REQUIRED WORK: Identify every line in the records below that contains the word "title", and reproduce each one.

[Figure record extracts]
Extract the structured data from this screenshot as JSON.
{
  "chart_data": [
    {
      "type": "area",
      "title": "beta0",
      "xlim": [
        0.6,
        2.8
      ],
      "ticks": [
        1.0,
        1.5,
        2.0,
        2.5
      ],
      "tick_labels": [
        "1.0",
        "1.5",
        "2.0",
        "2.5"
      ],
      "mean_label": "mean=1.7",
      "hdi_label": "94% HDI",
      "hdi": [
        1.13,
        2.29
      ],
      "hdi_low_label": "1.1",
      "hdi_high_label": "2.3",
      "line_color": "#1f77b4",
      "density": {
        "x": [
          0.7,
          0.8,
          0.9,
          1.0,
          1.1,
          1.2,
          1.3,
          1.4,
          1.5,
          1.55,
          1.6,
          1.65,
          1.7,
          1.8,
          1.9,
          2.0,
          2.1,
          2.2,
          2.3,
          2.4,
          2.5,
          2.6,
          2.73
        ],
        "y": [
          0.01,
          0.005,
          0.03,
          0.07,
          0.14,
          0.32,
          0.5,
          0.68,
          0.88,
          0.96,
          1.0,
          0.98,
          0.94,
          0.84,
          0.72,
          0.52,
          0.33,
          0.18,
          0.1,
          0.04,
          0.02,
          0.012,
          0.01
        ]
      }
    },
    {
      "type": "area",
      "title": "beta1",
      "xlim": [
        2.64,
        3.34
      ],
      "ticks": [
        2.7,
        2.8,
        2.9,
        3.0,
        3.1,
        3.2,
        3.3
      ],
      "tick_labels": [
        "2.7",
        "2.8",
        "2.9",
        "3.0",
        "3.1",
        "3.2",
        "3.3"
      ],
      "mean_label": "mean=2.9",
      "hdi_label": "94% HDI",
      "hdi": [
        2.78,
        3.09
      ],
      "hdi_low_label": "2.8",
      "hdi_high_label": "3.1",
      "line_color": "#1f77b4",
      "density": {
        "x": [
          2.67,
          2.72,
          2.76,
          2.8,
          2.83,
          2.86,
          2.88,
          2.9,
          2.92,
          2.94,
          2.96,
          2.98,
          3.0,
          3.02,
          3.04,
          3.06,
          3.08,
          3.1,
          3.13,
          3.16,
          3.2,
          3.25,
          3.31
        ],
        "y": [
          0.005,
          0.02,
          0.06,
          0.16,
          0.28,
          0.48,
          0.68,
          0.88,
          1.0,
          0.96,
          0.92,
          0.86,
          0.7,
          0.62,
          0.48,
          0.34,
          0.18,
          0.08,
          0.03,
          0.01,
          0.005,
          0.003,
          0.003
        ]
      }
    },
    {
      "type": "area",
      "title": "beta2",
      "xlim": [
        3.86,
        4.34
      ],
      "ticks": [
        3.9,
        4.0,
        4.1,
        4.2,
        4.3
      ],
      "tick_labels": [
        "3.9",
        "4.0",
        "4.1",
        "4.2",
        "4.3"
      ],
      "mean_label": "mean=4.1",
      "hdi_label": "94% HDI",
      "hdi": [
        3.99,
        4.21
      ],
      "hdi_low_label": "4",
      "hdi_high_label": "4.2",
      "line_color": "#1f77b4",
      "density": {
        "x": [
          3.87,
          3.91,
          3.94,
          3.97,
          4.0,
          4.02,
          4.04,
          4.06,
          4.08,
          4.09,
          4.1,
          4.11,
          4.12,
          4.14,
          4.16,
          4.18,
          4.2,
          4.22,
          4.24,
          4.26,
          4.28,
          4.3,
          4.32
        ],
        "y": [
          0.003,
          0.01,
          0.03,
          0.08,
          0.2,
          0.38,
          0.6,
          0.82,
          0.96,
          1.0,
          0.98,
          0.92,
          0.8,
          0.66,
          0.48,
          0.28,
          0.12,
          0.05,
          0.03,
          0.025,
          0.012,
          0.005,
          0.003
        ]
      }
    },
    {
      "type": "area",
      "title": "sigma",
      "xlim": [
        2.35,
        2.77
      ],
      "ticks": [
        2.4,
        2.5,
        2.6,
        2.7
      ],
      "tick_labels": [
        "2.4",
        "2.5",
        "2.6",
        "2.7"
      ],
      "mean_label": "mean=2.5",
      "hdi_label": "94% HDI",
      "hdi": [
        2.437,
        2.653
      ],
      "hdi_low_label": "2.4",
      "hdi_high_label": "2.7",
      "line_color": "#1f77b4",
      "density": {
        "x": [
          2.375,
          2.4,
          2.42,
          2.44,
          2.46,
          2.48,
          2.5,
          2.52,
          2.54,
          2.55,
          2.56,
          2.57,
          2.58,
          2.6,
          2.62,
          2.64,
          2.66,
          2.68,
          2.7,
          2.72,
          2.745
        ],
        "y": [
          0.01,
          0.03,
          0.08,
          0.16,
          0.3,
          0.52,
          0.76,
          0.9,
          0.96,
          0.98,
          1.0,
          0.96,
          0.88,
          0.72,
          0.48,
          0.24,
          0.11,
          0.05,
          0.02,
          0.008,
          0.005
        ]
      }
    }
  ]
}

RESPONSE:
      "title": "beta0",
      "title": "beta1",
      "title": "beta2",
      "title": "sigma",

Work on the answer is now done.